_WHAT YOU ARE ASKED TO DO:_
Below is a listing; copy all of it exactly.

[A block of data]
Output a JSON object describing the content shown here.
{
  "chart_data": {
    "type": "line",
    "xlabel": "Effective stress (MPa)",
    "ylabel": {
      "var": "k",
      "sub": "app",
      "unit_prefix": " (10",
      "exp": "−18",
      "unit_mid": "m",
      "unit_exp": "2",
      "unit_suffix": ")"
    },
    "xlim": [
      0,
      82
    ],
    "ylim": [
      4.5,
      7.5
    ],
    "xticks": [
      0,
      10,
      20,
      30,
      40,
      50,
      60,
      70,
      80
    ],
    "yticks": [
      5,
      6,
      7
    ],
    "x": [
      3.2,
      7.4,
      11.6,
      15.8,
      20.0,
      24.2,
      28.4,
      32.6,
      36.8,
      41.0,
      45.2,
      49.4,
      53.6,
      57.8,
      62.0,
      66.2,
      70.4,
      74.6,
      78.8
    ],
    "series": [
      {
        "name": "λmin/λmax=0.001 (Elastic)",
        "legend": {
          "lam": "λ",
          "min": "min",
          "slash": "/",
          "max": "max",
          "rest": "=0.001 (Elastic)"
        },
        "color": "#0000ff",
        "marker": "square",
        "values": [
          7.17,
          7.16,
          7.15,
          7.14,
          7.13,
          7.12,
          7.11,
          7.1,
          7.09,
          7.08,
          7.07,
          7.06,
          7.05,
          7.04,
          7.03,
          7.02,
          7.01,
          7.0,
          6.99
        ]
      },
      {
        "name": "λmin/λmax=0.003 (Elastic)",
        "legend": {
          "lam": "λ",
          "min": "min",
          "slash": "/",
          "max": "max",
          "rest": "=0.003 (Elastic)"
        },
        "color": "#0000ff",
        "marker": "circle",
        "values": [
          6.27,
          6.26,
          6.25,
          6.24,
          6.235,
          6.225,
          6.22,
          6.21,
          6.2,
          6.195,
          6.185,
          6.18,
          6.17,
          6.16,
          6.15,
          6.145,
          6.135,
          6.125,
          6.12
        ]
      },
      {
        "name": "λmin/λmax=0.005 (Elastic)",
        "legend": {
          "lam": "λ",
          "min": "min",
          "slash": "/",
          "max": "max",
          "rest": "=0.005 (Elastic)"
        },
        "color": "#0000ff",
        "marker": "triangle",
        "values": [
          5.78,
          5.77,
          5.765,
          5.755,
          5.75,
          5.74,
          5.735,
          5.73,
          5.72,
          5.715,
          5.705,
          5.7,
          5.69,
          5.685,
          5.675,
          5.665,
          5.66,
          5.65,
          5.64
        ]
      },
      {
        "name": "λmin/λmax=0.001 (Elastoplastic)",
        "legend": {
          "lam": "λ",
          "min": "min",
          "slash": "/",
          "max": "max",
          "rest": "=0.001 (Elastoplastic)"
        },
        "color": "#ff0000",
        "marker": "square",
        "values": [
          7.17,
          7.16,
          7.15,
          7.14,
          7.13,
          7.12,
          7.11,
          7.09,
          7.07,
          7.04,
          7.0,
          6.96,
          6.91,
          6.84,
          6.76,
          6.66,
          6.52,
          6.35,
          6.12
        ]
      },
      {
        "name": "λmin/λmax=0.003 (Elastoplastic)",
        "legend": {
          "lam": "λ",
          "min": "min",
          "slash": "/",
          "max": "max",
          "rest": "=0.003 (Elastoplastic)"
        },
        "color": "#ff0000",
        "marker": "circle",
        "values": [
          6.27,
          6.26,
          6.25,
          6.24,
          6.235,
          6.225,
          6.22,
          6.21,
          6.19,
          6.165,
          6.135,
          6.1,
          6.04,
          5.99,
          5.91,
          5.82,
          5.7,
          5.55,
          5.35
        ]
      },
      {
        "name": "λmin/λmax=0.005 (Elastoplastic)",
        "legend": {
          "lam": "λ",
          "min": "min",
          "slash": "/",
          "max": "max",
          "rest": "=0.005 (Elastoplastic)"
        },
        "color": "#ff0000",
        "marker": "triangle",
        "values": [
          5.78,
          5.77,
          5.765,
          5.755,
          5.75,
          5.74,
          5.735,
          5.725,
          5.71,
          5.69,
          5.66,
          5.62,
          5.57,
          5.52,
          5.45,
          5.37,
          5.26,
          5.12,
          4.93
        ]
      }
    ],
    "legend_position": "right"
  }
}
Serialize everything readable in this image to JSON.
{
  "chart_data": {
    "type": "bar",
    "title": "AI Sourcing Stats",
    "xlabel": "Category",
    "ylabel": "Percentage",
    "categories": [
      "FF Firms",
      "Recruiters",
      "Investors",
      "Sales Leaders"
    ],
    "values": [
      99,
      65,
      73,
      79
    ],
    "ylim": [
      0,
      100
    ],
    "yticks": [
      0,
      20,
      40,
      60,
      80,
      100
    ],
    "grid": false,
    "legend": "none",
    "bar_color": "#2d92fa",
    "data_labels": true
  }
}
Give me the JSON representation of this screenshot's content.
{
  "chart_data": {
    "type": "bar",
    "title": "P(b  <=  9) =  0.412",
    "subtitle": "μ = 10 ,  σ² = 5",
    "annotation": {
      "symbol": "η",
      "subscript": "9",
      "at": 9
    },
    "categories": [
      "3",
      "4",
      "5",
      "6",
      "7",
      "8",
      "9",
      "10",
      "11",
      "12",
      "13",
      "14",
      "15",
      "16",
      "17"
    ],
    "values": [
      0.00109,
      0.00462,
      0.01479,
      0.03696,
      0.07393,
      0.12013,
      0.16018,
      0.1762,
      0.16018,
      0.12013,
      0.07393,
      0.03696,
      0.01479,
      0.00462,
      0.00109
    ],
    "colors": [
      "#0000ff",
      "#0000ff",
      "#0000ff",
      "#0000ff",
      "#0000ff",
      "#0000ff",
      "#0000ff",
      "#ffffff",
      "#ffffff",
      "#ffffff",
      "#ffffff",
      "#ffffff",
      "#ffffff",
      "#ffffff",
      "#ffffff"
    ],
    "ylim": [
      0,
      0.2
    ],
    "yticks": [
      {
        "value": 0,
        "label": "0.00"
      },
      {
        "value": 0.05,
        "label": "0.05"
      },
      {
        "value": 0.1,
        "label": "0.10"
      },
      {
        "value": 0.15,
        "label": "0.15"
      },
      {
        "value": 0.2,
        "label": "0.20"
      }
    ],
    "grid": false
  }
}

_RESULT BELOW:_
Output a JSON object describing the content shown here.
{
  "chart_data": {
    "type": "line",
    "xlabel": "Effective stress (MPa)",
    "ylabel": {
      "var": "k",
      "sub": "app",
      "unit_prefix": " (10",
      "exp": "−18",
      "unit_mid": "m",
      "unit_exp": "2",
      "unit_suffix": ")"
    },
    "xlim": [
      0,
      82
    ],
    "ylim": [
      4.5,
      7.5
    ],
    "xticks": [
      0,
      10,
      20,
      30,
      40,
      50,
      60,
      70,
      80
    ],
    "yticks": [
      5,
      6,
      7
    ],
    "x": [
      3.2,
      7.4,
      11.6,
      15.8,
      20.0,
      24.2,
      28.4,
      32.6,
      36.8,
      41.0,
      45.2,
      49.4,
      53.6,
      57.8,
      62.0,
      66.2,
      70.4,
      74.6,
      78.8
    ],
    "series": [
      {
        "name": "λmin/λmax=0.001 (Elastic)",
        "legend": {
          "lam": "λ",
          "min": "min",
          "slash": "/",
          "max": "max",
          "rest": "=0.001 (Elastic)"
        },
        "color": "#0000ff",
        "marker": "square",
        "values": [
          7.17,
          7.16,
          7.15,
          7.14,
          7.13,
          7.12,
          7.11,
          7.1,
          7.09,
          7.08,
          7.07,
          7.06,
          7.05,
          7.04,
          7.03,
          7.02,
          7.01,
          7.0,
          6.99
        ]
      },
      {
        "name": "λmin/λmax=0.003 (Elastic)",
        "legend": {
          "lam": "λ",
          "min": "min",
          "slash": "/",
          "max": "max",
          "rest": "=0.003 (Elastic)"
        },
        "color": "#0000ff",
        "marker": "circle",
        "values": [
          6.27,
          6.26,
          6.25,
          6.24,
          6.235,
          6.225,
          6.22,
          6.21,
          6.2,
          6.195,
          6.185,
          6.18,
          6.17,
          6.16,
          6.15,
          6.145,
          6.135,
          6.125,
          6.12
        ]
      },
      {
        "name": "λmin/λmax=0.005 (Elastic)",
        "legend": {
          "lam": "λ",
          "min": "min",
          "slash": "/",
          "max": "max",
          "rest": "=0.005 (Elastic)"
        },
        "color": "#0000ff",
        "marker": "triangle",
        "values": [
          5.78,
          5.77,
          5.765,
          5.755,
          5.75,
          5.74,
          5.735,
          5.73,
          5.72,
          5.715,
          5.705,
          5.7,
          5.69,
          5.685,
          5.675,
          5.665,
          5.66,
          5.65,
          5.64
        ]
      },
      {
        "name": "λmin/λmax=0.001 (Elastoplastic)",
        "legend": {
          "lam": "λ",
          "min": "min",
          "slash": "/",
          "max": "max",
          "rest": "=0.001 (Elastoplastic)"
        },
        "color": "#ff0000",
        "marker": "square",
        "values": [
          7.17,
          7.16,
          7.15,
          7.14,
          7.13,
          7.12,
          7.11,
          7.09,
          7.07,
          7.04,
          7.0,
          6.96,
          6.91,
          6.84,
          6.76,
          6.66,
          6.52,
          6.35,
          6.12
        ]
      },
      {
        "name": "λmin/λmax=0.003 (Elastoplastic)",
        "legend": {
          "lam": "λ",
          "min": "min",
          "slash": "/",
          "max": "max",
          "rest": "=0.003 (Elastoplastic)"
        },
        "color": "#ff0000",
        "marker": "circle",
        "values": [
          6.27,
          6.26,
          6.25,
          6.24,
          6.235,
          6.225,
          6.22,
          6.21,
          6.19,
          6.165,
          6.135,
          6.1,
          6.04,
          5.99,
          5.91,
          5.82,
          5.7,
          5.55,
          5.35
        ]
      },
      {
        "name": "λmin/λmax=0.005 (Elastoplastic)",
        "legend": {
          "lam": "λ",
          "min": "min",
          "slash": "/",
          "max": "max",
          "rest": "=0.005 (Elastoplastic)"
        },
        "color": "#ff0000",
        "marker": "triangle",
        "values": [
          5.78,
          5.77,
          5.765,
          5.755,
          5.75,
          5.74,
          5.735,
          5.725,
          5.71,
          5.69,
          5.66,
          5.62,
          5.57,
          5.52,
          5.45,
          5.37,
          5.26,
          5.12,
          4.93
        ]
      }
    ],
    "legend_position": "right"
  }
}
Serialize everything readable in this image to JSON.
{
  "chart_data": {
    "type": "bar",
    "title": "AI Sourcing Stats",
    "xlabel": "Category",
    "ylabel": "Percentage",
    "categories": [
      "FF Firms",
      "Recruiters",
      "Investors",
      "Sales Leaders"
    ],
    "values": [
      99,
      65,
      73,
      79
    ],
    "ylim": [
      0,
      100
    ],
    "yticks": [
      0,
      20,
      40,
      60,
      80,
      100
    ],
    "grid": false,
    "legend": "none",
    "bar_color": "#2d92fa",
    "data_labels": true
  }
}
Give me the JSON representation of this screenshot's content.
{
  "chart_data": {
    "type": "bar",
    "title": "P(b  <=  9) =  0.412",
    "subtitle": "μ = 10 ,  σ² = 5",
    "annotation": {
      "symbol": "η",
      "subscript": "9",
      "at": 9
    },
    "categories": [
      "3",
      "4",
      "5",
      "6",
      "7",
      "8",
      "9",
      "10",
      "11",
      "12",
      "13",
      "14",
      "15",
      "16",
      "17"
    ],
    "values": [
      0.00109,
      0.00462,
      0.01479,
      0.03696,
      0.07393,
      0.12013,
      0.16018,
      0.1762,
      0.16018,
      0.12013,
      0.07393,
      0.03696,
      0.01479,
      0.00462,
      0.00109
    ],
    "colors": [
      "#0000ff",
      "#0000ff",
      "#0000ff",
      "#0000ff",
      "#0000ff",
      "#0000ff",
      "#0000ff",
      "#ffffff",
      "#ffffff",
      "#ffffff",
      "#ffffff",
      "#ffffff",
      "#ffffff",
      "#ffffff",
      "#ffffff"
    ],
    "ylim": [
      0,
      0.2
    ],
    "yticks": [
      {
        "value": 0,
        "label": "0.00"
      },
      {
        "value": 0.05,
        "label": "0.05"
      },
      {
        "value": 0.1,
        "label": "0.10"
      },
      {
        "value": 0.15,
        "label": "0.15"
      },
      {
        "value": 0.2,
        "label": "0.20"
      }
    ],
    "grid": false
  }
}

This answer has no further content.